[BEGIN SUPPLIED MATERIAL]

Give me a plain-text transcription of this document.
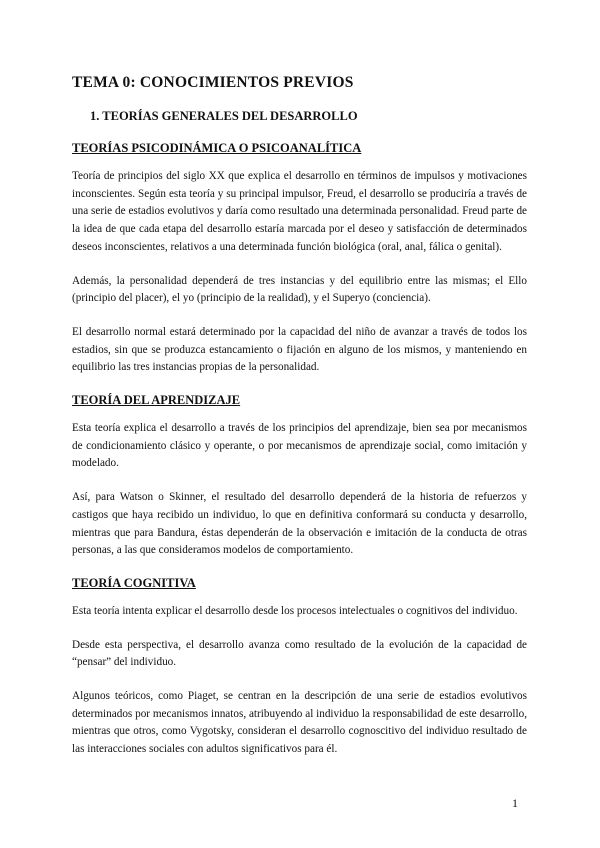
TEMA 0: CONOCIMIENTOS PREVIOS
1. TEORÍAS GENERALES DEL DESARROLLO
TEORÍAS PSICODINÁMICA O PSICOANALÍTICA

Teoría de principios del siglo XX que explica el desarrollo en términos de impulsos y motivaciones inconscientes. Según esta teoría y su principal impulsor, Freud, el desarrollo se produciría a través de una serie de estadios evolutivos y daría como resultado una determinada personalidad. Freud parte de la idea de que cada etapa del desarrollo estaría marcada por el deseo y satisfacción de determinados deseos inconscientes, relativos a una determinada función biológica (oral, anal, fálica o genital).

Además, la personalidad dependerá de tres instancias y del equilibrio entre las mismas; el Ello (principio del placer), el yo (principio de la realidad), y el Superyo (conciencia).

El desarrollo normal estará determinado por la capacidad del niño de avanzar a través de todos los estadios, sin que se produzca estancamiento o fijación en alguno de los mismos, y manteniendo en equilibrio las tres instancias propias de la personalidad.

TEORÍA DEL APRENDIZAJE

Esta teoría explica el desarrollo a través de los principios del aprendizaje, bien sea por mecanismos de condicionamiento clásico y operante, o por mecanismos de aprendizaje social, como imitación y modelado.

Así, para Watson o Skinner, el resultado del desarrollo dependerá de la historia de refuerzos y castigos que haya recibido un individuo, lo que en definitiva conformará su conducta y desarrollo, mientras que para Bandura, éstas dependerán de la observación e imitación de la conducta de otras personas, a las que consideramos modelos de comportamiento.

TEORÍA COGNITIVA

Esta teoría intenta explicar el desarrollo desde los procesos intelectuales o cognitivos del individuo.

Desde esta perspectiva, el desarrollo avanza como resultado de la evolución de la capacidad de “pensar” del individuo.

Algunos teóricos, como Piaget, se centran en la descripción de una serie de estadios evolutivos determinados por mecanismos innatos, atribuyendo al individuo la responsabilidad de este desarrollo, mientras que otros, como Vygotsky, consideran el desarrollo cognoscitivo del individuo resultado de las interacciones sociales con adultos significativos para él.

1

[END SUPPLIED MATERIAL]

_TASK REQUIREMENTS:_ Lines holding the word "TEORÍAS" in the entries above are the ones to pull out. Copy them all.

_RESPONSE BELOW:_
1. TEORÍAS GENERALES DEL DESARROLLO
TEORÍAS PSICODINÁMICA O PSICOANALÍTICA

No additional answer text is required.